* begin Input rows *

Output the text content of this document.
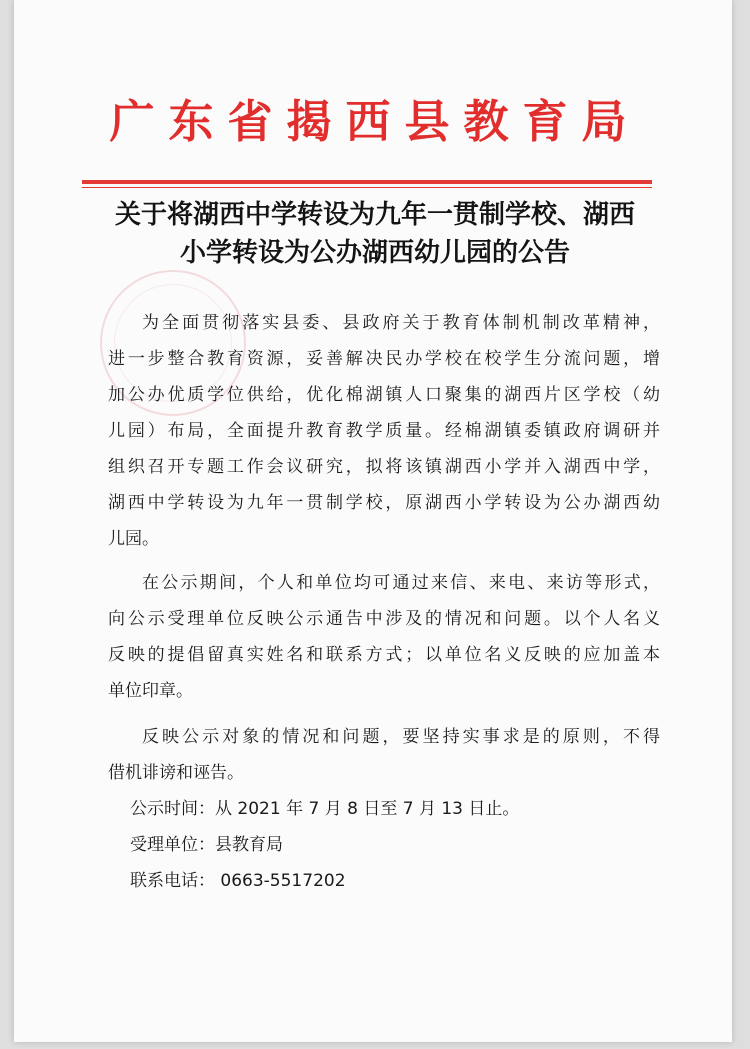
广东省揭西县教育局
关于将湖西中学转设为九年一贯制学校、湖西
小学转设为公办湖西幼儿园的公告
为全面贯彻落实县委、县政府关于教育体制机制改革精神，
进一步整合教育资源，妥善解决民办学校在校学生分流问题，增
加公办优质学位供给，优化棉湖镇人口聚集的湖西片区学校（幼
儿园）布局，全面提升教育教学质量。经棉湖镇委镇政府调研并
组织召开专题工作会议研究，拟将该镇湖西小学并入湖西中学，
湖西中学转设为九年一贯制学校，原湖西小学转设为公办湖西幼
儿园。
在公示期间，个人和单位均可通过来信、来电、来访等形式，
向公示受理单位反映公示通告中涉及的情况和问题。以个人名义
反映的提倡留真实姓名和联系方式；以单位名义反映的应加盖本
单位印章。
反映公示对象的情况和问题，要坚持实事求是的原则，不得
借机诽谤和诬告。
公示时间：从 2021 年 7 月 8 日至 7 月 13 日止。
受理单位：县教育局
联系电话： 0663-5517202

* end Input rows *

◆ **Goal**
Quote the data above in full, leaving out the pictures it holds.

◆ **Finished task**
Output the text content of this document.
广东省揭西县教育局
关于将湖西中学转设为九年一贯制学校、湖西
小学转设为公办湖西幼儿园的公告
为全面贯彻落实县委、县政府关于教育体制机制改革精神，
进一步整合教育资源，妥善解决民办学校在校学生分流问题，增
加公办优质学位供给，优化棉湖镇人口聚集的湖西片区学校（幼
儿园）布局，全面提升教育教学质量。经棉湖镇委镇政府调研并
组织召开专题工作会议研究，拟将该镇湖西小学并入湖西中学，
湖西中学转设为九年一贯制学校，原湖西小学转设为公办湖西幼
儿园。
在公示期间，个人和单位均可通过来信、来电、来访等形式，
向公示受理单位反映公示通告中涉及的情况和问题。以个人名义
反映的提倡留真实姓名和联系方式；以单位名义反映的应加盖本
单位印章。
反映公示对象的情况和问题，要坚持实事求是的原则，不得
借机诽谤和诬告。
公示时间：从 2021 年 7 月 8 日至 7 月 13 日止。
受理单位：县教育局
联系电话： 0663-5517202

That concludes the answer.